> _Task data_
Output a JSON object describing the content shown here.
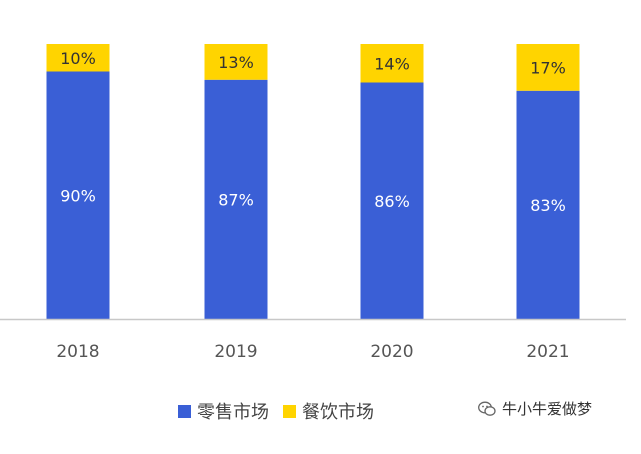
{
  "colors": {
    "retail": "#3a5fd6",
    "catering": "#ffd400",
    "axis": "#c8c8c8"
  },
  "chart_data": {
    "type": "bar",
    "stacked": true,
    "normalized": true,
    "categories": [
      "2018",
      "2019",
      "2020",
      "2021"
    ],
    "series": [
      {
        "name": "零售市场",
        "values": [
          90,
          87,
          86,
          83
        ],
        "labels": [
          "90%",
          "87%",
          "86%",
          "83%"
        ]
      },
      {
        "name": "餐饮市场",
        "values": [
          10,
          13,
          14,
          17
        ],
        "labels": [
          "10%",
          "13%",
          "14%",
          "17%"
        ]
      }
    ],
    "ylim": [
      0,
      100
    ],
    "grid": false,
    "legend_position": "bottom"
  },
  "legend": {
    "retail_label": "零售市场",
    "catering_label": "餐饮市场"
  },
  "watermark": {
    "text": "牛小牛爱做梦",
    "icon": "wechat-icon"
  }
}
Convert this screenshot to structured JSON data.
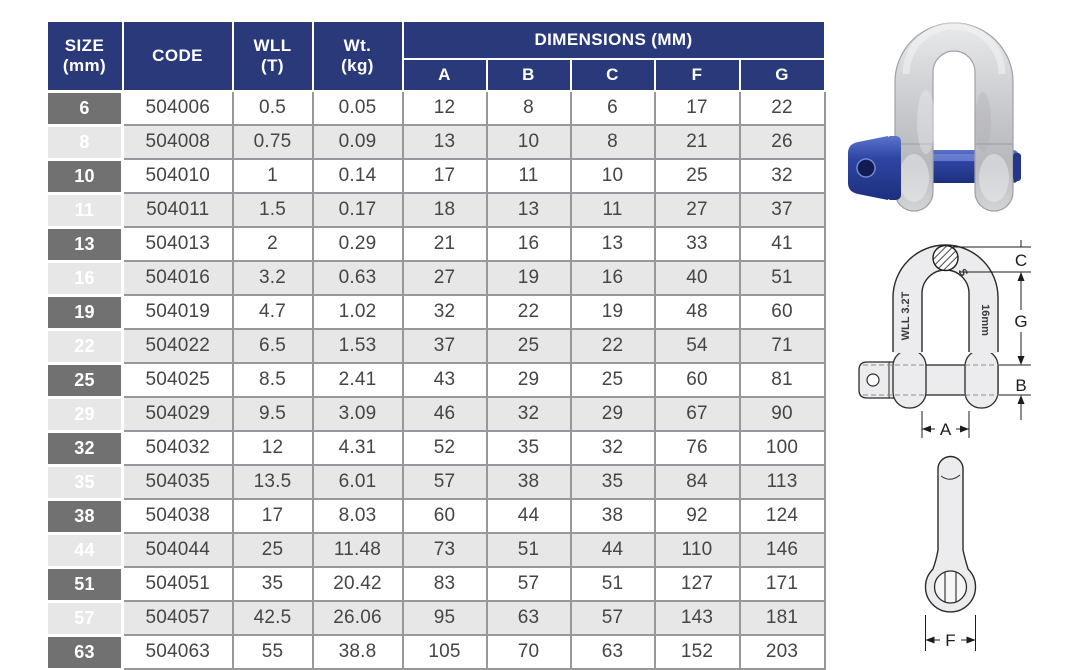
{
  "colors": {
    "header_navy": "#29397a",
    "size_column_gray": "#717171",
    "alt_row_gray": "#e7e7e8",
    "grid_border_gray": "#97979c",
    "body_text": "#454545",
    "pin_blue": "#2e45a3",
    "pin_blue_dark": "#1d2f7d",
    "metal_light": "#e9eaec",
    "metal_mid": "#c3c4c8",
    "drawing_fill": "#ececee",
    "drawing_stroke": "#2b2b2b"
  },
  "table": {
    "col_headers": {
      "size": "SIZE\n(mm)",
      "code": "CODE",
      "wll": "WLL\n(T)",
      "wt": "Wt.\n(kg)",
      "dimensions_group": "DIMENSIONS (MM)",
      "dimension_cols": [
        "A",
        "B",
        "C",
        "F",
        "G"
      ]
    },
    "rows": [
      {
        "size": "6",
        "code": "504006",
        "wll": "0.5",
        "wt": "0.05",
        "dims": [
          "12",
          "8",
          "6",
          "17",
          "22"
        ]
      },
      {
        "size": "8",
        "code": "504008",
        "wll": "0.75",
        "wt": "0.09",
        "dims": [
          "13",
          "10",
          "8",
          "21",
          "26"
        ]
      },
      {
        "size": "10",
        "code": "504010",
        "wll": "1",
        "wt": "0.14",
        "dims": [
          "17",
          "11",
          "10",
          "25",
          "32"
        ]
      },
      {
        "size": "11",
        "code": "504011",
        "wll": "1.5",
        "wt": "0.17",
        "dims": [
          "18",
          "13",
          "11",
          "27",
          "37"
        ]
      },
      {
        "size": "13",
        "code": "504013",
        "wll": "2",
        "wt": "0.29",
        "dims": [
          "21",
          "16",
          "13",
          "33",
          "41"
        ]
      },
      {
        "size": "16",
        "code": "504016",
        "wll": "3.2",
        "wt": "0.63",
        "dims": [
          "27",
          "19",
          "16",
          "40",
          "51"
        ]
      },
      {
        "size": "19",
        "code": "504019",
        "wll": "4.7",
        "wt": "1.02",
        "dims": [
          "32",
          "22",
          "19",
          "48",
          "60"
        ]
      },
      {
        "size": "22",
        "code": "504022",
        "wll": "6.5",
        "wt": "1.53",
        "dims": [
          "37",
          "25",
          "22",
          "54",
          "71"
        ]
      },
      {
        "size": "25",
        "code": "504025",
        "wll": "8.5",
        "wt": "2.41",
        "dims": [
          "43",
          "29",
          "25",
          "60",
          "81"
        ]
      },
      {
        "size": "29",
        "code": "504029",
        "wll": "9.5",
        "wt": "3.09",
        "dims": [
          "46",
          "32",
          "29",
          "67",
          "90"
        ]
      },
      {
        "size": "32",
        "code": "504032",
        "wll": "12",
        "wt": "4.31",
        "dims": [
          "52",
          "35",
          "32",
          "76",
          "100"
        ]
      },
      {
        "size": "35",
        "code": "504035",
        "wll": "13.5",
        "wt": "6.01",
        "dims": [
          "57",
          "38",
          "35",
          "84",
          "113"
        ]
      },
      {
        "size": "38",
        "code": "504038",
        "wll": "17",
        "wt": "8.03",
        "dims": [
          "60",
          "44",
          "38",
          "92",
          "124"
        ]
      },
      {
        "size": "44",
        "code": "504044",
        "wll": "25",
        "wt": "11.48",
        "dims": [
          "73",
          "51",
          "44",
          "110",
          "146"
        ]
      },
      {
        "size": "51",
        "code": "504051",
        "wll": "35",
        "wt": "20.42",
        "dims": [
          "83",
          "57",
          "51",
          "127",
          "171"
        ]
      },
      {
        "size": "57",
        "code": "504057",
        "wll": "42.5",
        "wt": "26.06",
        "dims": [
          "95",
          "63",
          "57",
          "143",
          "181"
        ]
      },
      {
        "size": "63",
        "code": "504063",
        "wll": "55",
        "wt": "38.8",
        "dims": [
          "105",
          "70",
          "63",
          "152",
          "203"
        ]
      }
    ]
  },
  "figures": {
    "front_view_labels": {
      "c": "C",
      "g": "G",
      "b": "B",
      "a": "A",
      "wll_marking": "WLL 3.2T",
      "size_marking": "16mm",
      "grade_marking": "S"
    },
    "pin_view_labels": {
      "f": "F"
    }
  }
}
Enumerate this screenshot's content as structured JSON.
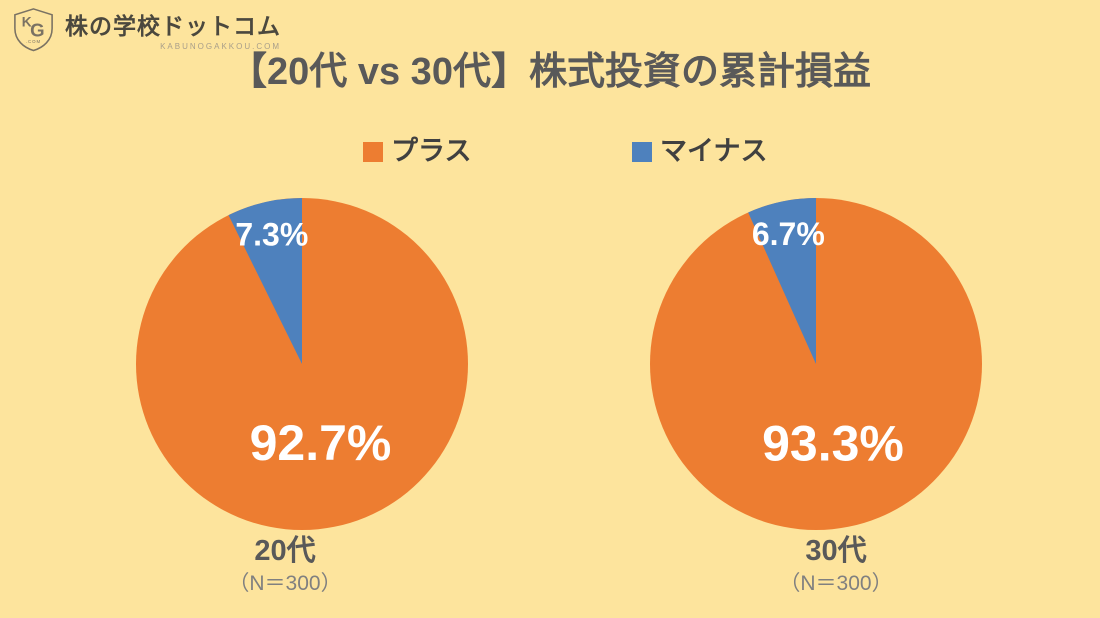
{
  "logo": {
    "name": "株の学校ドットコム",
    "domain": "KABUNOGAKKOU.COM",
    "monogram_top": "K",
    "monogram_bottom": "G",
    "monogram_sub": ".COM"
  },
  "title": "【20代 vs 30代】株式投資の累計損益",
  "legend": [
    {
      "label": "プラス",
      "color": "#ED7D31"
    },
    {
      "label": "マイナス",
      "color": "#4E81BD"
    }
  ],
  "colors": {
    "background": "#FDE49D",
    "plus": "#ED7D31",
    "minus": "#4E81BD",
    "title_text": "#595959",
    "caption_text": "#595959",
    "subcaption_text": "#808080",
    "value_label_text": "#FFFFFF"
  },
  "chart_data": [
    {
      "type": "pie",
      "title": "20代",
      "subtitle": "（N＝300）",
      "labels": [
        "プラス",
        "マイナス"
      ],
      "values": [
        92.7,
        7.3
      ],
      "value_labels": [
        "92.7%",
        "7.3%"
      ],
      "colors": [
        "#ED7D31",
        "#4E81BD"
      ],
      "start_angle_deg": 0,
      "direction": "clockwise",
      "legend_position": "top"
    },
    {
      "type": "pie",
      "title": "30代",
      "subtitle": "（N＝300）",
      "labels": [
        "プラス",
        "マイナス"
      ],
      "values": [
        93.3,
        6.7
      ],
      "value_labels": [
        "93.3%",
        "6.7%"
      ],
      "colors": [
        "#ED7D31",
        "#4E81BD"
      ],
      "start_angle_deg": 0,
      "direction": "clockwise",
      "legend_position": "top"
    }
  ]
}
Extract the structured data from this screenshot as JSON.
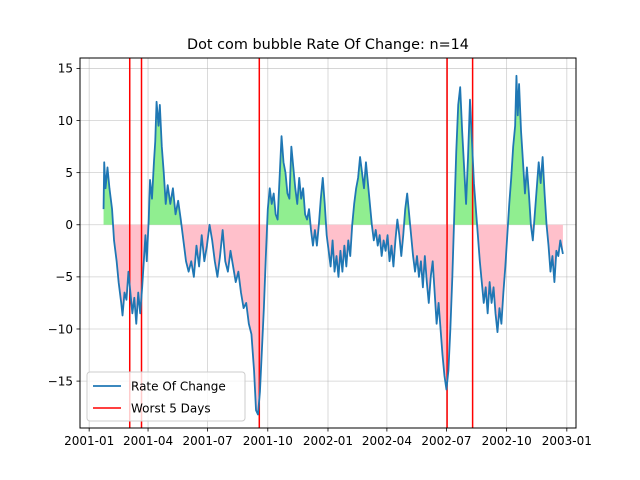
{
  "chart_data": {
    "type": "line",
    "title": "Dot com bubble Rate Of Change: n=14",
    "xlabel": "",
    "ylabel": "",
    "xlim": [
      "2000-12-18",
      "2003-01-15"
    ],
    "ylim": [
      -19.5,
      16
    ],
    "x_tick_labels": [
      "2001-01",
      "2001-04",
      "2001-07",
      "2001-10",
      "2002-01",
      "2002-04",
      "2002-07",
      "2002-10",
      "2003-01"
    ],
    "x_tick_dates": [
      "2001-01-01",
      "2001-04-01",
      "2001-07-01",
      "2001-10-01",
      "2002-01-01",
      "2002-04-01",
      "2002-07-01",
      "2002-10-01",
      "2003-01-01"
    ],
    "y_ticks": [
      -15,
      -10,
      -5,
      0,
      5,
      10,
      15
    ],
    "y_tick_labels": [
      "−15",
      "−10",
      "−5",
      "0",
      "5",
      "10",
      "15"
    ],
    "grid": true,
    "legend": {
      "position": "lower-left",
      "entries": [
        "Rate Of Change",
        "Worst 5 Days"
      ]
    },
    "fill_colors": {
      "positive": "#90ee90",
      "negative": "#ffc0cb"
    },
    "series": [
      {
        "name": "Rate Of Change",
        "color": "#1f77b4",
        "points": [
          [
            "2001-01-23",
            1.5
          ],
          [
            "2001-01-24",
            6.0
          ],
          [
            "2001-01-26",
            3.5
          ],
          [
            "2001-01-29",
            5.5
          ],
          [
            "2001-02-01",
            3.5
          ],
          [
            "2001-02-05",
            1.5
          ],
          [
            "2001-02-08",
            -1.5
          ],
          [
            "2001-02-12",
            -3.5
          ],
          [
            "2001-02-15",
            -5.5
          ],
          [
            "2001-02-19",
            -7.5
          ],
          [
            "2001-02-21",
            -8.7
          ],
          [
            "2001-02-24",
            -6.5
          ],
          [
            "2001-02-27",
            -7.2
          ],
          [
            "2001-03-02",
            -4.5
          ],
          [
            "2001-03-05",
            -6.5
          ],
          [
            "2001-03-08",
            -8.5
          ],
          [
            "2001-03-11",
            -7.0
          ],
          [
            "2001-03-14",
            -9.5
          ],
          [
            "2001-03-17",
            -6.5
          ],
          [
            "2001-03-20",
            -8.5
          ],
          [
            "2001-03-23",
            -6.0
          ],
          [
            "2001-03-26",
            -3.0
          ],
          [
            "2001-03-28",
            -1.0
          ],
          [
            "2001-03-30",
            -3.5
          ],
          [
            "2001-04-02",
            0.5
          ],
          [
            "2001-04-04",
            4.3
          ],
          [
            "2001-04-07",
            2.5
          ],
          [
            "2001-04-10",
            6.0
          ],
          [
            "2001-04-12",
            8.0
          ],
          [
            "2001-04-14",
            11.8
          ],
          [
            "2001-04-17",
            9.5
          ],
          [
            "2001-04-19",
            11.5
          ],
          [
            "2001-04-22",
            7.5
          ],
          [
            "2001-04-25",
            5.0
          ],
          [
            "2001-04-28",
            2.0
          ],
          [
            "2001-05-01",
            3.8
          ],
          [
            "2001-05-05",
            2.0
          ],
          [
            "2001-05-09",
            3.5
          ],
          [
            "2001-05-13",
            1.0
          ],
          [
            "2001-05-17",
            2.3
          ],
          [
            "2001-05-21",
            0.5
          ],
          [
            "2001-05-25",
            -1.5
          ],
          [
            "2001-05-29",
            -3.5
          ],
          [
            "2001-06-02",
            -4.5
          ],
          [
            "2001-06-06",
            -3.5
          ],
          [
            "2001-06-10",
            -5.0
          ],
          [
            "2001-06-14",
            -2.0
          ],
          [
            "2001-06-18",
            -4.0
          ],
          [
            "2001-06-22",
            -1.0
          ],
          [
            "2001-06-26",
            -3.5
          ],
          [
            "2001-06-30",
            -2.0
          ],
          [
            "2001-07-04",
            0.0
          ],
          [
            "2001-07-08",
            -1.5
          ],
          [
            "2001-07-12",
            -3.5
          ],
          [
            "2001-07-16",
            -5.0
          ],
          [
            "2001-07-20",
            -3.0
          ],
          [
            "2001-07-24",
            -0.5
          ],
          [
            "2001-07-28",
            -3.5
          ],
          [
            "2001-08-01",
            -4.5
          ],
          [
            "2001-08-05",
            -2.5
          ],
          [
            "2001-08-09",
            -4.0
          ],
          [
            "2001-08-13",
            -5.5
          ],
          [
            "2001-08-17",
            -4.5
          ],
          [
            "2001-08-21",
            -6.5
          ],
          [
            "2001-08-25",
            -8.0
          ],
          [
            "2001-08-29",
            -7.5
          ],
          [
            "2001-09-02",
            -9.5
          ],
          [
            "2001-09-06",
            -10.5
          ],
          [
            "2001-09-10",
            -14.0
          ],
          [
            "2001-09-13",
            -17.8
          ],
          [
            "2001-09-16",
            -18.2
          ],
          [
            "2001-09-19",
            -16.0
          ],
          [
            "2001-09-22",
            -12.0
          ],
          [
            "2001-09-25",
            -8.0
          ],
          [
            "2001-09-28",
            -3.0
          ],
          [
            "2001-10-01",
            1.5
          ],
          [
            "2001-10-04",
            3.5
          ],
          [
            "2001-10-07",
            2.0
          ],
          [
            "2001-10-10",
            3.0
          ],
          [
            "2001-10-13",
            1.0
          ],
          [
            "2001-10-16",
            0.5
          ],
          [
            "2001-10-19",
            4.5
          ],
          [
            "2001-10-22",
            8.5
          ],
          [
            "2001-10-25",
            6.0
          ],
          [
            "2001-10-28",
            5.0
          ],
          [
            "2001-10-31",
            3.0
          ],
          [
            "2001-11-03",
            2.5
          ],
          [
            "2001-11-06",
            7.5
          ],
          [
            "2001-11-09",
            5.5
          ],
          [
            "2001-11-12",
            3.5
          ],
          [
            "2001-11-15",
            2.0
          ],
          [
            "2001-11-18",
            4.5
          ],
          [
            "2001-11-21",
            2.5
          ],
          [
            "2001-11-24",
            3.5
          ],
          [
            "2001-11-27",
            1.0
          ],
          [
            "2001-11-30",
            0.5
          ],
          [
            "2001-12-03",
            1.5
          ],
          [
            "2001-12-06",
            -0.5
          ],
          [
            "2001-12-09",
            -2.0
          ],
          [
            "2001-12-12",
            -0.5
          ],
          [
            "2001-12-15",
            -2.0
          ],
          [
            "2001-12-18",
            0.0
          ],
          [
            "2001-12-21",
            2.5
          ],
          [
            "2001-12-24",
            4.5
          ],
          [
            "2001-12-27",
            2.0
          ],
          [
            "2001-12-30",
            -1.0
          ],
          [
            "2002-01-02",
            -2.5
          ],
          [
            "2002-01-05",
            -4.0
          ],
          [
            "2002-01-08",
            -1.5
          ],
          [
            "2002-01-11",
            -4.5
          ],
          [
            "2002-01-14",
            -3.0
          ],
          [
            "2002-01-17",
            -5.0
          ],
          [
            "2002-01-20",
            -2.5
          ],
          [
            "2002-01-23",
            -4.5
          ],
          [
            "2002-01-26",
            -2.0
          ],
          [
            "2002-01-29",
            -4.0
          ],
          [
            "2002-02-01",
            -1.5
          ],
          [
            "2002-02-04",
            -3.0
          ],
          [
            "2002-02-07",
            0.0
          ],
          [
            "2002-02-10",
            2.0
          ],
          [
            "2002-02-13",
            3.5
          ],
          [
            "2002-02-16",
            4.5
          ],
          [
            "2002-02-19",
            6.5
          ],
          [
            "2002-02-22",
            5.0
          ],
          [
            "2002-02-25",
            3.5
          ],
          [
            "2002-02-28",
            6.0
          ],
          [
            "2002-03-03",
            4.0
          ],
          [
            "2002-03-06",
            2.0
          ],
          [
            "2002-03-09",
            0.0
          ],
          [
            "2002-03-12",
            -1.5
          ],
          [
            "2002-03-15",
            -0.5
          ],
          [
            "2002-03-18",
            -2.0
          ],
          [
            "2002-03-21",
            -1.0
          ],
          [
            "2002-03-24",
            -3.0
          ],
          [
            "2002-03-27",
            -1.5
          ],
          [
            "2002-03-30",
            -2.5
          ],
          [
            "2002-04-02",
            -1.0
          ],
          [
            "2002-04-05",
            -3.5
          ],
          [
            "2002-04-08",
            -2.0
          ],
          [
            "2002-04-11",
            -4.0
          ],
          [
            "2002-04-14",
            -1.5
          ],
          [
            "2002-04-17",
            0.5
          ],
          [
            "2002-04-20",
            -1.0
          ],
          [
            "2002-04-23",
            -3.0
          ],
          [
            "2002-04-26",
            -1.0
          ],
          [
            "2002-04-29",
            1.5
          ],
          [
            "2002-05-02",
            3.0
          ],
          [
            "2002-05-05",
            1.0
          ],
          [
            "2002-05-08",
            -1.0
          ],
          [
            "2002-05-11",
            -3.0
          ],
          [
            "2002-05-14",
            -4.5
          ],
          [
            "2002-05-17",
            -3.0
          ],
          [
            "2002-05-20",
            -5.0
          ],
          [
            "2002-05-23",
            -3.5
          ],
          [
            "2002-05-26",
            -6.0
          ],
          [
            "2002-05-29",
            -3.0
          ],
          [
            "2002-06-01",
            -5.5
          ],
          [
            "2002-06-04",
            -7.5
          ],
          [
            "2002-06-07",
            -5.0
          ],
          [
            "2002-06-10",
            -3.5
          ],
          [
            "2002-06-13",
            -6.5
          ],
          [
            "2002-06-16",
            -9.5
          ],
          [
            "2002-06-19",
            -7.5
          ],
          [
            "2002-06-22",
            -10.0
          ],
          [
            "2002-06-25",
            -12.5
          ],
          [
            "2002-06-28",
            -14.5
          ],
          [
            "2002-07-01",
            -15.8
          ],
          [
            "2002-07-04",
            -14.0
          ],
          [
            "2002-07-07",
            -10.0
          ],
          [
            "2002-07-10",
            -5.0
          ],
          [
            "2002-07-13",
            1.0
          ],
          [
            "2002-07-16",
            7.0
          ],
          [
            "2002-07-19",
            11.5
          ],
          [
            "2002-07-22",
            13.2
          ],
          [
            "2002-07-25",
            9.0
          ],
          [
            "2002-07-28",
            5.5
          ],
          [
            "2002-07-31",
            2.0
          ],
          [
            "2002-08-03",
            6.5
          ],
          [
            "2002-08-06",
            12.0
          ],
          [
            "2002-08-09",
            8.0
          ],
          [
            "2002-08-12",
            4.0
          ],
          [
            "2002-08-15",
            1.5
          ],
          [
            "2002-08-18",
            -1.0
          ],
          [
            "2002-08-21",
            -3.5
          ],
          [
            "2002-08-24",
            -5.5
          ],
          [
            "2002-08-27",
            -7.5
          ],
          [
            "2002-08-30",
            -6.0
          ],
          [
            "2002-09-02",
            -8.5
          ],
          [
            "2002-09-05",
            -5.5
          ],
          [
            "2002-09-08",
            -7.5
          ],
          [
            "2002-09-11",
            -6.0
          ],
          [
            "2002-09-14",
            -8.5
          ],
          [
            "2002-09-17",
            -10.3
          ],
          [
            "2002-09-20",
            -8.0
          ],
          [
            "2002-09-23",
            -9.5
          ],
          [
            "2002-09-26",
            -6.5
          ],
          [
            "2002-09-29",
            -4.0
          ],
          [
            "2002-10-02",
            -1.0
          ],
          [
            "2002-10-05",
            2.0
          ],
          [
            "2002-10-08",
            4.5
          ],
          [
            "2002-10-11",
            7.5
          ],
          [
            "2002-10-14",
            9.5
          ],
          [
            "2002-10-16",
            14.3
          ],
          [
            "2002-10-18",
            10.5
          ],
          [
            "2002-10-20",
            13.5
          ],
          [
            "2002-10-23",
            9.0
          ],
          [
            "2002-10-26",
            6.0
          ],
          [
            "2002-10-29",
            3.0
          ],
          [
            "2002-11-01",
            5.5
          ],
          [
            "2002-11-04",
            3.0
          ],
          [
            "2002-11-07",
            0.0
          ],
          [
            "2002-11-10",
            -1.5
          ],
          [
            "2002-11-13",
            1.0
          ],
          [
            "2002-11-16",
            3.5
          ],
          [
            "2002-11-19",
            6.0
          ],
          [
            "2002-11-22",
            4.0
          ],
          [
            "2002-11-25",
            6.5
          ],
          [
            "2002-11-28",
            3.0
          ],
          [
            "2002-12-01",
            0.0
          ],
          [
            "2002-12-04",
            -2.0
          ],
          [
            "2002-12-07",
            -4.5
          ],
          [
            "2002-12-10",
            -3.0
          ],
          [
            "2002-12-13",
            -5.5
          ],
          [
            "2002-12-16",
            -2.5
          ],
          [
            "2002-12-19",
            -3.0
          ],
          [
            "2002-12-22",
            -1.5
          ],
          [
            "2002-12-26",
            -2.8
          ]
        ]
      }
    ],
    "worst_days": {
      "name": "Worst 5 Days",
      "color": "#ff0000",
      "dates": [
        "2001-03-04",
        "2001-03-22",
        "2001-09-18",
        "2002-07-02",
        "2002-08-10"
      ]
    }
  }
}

> _What to work on_
Within the listing above, work out how many lines contain the string "true", and reply with that number only.

> _Written reply_
3